Recopiez à l'identique le passage qui va du début des entrées jusqu'à la ligne contenant « 827, 1036, 835] », celle-ci incluse.

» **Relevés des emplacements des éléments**
**********

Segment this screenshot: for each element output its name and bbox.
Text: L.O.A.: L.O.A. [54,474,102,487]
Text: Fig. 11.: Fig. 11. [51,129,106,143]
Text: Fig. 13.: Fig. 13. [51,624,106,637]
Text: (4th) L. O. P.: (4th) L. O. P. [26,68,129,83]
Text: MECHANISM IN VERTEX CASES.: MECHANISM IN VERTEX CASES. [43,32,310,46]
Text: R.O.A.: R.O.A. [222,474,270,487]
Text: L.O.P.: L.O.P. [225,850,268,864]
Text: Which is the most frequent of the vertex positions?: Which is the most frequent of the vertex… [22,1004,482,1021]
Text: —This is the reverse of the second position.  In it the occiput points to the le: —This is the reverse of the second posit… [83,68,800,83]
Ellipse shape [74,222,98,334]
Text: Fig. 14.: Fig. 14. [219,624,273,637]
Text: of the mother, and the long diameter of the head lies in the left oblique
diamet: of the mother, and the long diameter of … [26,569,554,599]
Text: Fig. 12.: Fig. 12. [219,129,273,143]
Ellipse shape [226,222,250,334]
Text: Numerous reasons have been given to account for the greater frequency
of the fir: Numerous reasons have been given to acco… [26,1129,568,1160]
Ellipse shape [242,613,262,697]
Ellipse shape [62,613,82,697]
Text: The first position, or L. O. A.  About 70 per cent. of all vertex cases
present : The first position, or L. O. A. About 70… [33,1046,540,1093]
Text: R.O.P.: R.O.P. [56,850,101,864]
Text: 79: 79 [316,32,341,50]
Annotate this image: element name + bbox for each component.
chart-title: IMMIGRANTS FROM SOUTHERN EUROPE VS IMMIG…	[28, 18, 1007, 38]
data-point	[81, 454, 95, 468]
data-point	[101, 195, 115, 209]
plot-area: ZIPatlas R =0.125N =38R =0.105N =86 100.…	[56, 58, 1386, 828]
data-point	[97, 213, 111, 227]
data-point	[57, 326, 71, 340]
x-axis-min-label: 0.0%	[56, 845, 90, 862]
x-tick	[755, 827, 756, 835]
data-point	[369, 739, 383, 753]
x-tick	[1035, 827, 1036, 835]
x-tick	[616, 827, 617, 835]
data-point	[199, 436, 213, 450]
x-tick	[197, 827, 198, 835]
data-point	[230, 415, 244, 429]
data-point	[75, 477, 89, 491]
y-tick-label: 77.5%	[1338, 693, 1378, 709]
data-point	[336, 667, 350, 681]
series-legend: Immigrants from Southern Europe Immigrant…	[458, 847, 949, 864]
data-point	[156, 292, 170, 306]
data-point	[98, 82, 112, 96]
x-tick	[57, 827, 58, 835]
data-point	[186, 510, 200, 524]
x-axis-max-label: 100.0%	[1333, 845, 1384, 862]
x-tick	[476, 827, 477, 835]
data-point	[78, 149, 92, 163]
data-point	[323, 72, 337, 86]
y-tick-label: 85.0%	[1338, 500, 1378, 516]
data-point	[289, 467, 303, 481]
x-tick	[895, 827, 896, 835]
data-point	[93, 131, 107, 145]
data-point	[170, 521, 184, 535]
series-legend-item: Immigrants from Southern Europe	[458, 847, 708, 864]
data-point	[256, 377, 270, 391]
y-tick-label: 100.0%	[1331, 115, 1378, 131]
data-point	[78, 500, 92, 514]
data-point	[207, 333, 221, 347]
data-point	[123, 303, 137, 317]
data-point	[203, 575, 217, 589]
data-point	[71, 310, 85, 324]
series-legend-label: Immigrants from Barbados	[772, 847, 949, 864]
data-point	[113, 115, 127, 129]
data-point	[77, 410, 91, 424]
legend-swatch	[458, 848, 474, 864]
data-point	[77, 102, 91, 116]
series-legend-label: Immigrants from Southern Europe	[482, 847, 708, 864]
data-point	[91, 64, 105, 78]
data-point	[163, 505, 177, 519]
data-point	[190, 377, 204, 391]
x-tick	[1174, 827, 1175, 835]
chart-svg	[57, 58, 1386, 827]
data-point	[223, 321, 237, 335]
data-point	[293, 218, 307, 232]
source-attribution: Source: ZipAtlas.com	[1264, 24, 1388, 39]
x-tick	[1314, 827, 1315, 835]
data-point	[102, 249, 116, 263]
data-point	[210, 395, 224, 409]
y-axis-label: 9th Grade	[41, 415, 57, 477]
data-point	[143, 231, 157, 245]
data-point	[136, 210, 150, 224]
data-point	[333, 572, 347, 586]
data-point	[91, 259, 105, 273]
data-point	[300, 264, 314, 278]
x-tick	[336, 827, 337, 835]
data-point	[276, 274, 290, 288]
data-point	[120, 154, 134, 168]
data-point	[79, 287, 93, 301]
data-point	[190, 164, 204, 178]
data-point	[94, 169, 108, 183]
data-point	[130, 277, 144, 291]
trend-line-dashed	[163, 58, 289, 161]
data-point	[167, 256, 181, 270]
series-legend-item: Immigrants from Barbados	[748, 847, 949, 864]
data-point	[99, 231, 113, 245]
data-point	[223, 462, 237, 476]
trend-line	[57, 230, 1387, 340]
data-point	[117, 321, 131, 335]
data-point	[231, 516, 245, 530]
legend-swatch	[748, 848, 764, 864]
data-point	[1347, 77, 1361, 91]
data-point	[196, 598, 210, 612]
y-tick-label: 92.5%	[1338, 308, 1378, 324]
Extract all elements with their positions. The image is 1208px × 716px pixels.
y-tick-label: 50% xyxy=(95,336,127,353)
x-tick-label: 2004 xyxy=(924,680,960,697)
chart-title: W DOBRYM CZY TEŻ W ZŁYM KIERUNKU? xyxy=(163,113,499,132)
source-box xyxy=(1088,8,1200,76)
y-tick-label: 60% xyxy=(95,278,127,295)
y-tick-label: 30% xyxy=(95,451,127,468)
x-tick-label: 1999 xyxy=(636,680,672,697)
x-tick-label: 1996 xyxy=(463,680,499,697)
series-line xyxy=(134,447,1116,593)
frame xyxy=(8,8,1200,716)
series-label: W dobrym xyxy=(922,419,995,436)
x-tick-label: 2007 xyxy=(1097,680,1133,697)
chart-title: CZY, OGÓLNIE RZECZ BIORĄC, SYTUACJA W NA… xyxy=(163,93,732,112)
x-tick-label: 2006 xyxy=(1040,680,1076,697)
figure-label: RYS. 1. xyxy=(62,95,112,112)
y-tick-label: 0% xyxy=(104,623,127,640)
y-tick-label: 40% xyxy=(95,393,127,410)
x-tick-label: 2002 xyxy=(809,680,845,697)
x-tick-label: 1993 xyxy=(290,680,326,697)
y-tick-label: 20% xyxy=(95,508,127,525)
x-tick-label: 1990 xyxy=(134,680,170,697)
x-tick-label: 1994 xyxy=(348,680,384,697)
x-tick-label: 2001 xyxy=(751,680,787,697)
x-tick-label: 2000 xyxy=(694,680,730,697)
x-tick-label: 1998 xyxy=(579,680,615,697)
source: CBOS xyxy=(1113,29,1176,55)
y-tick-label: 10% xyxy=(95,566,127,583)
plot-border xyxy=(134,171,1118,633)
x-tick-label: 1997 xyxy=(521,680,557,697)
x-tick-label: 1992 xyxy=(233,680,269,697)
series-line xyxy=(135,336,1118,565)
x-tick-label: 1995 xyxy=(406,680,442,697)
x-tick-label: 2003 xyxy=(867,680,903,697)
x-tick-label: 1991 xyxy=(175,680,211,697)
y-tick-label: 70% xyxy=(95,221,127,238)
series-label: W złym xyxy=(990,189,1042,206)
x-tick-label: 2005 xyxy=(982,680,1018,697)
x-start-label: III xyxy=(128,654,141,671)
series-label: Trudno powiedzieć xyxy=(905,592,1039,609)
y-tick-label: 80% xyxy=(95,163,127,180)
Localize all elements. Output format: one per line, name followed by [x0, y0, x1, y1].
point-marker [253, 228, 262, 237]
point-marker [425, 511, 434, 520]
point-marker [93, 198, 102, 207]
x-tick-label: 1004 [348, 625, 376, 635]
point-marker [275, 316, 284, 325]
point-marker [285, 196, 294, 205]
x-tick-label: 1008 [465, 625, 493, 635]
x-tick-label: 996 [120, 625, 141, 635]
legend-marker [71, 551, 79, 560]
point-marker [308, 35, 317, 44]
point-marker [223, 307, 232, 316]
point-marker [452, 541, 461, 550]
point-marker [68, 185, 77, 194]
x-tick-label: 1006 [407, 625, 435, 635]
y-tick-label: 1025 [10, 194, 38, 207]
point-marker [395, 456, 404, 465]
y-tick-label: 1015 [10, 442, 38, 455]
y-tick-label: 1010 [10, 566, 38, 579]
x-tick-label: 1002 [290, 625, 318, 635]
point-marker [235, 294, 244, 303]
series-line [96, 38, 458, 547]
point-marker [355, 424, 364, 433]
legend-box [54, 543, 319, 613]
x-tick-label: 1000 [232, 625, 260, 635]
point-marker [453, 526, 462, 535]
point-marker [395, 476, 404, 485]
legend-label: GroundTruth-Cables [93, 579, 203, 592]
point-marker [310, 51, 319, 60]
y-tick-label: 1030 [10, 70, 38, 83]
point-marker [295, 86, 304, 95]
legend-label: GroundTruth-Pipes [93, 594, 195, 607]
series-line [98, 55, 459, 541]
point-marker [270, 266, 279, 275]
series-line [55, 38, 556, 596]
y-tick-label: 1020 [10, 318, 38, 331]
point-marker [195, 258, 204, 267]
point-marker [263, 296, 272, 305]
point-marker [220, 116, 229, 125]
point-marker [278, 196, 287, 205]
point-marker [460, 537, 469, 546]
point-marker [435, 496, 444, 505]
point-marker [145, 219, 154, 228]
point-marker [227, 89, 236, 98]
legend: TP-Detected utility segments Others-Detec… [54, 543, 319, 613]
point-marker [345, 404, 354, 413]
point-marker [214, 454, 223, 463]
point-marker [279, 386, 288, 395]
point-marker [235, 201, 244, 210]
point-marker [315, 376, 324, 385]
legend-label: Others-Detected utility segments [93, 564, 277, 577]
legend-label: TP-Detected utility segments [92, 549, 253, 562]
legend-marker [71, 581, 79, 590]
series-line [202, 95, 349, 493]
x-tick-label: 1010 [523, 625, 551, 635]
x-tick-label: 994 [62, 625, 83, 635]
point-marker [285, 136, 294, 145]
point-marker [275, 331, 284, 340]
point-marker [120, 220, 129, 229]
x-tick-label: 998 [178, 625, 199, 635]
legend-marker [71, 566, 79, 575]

**********

» **Résultat attendu**
Segment this screenshot: for each element output its name and bbox.
Text: L.O.A.: L.O.A. [54,474,102,487]
Text: Fig. 11.: Fig. 11. [51,129,106,143]
Text: Fig. 13.: Fig. 13. [51,624,106,637]
Text: (4th) L. O. P.: (4th) L. O. P. [26,68,129,83]
Text: MECHANISM IN VERTEX CASES.: MECHANISM IN VERTEX CASES. [43,32,310,46]
Text: R.O.A.: R.O.A. [222,474,270,487]
Text: L.O.P.: L.O.P. [225,850,268,864]
Text: Which is the most frequent of the vertex positions?: Which is the most frequent of the vertex… [22,1004,482,1021]
Text: —This is the reverse of the second position.  In it the occiput points to the le: —This is the reverse of the second posit… [83,68,800,83]
Ellipse shape [74,222,98,334]
Text: Fig. 14.: Fig. 14. [219,624,273,637]
Text: of the mother, and the long diameter of the head lies in the left oblique
diamet: of the mother, and the long diameter of … [26,569,554,599]
Text: Fig. 12.: Fig. 12. [219,129,273,143]
Ellipse shape [226,222,250,334]
Text: Numerous reasons have been given to account for the greater frequency
of the fir: Numerous reasons have been given to acco… [26,1129,568,1160]
Ellipse shape [242,613,262,697]
Ellipse shape [62,613,82,697]
Text: The first position, or L. O. A.  About 70 per cent. of all vertex cases
present : The first position, or L. O. A. About 70… [33,1046,540,1093]
Text: R.O.P.: R.O.P. [56,850,101,864]
Text: 79: 79 [316,32,341,50]
Annotate this image: element name + bbox for each component.
chart-title: IMMIGRANTS FROM SOUTHERN EUROPE VS IMMIG…	[28, 18, 1007, 38]
data-point	[81, 454, 95, 468]
data-point	[101, 195, 115, 209]
plot-area: ZIPatlas R =0.125N =38R =0.105N =86 100.…	[56, 58, 1386, 828]
data-point	[97, 213, 111, 227]
data-point	[57, 326, 71, 340]
x-axis-min-label: 0.0%	[56, 845, 90, 862]
x-tick	[755, 827, 756, 835]
data-point	[369, 739, 383, 753]
x-tick	[1035, 827, 1036, 835]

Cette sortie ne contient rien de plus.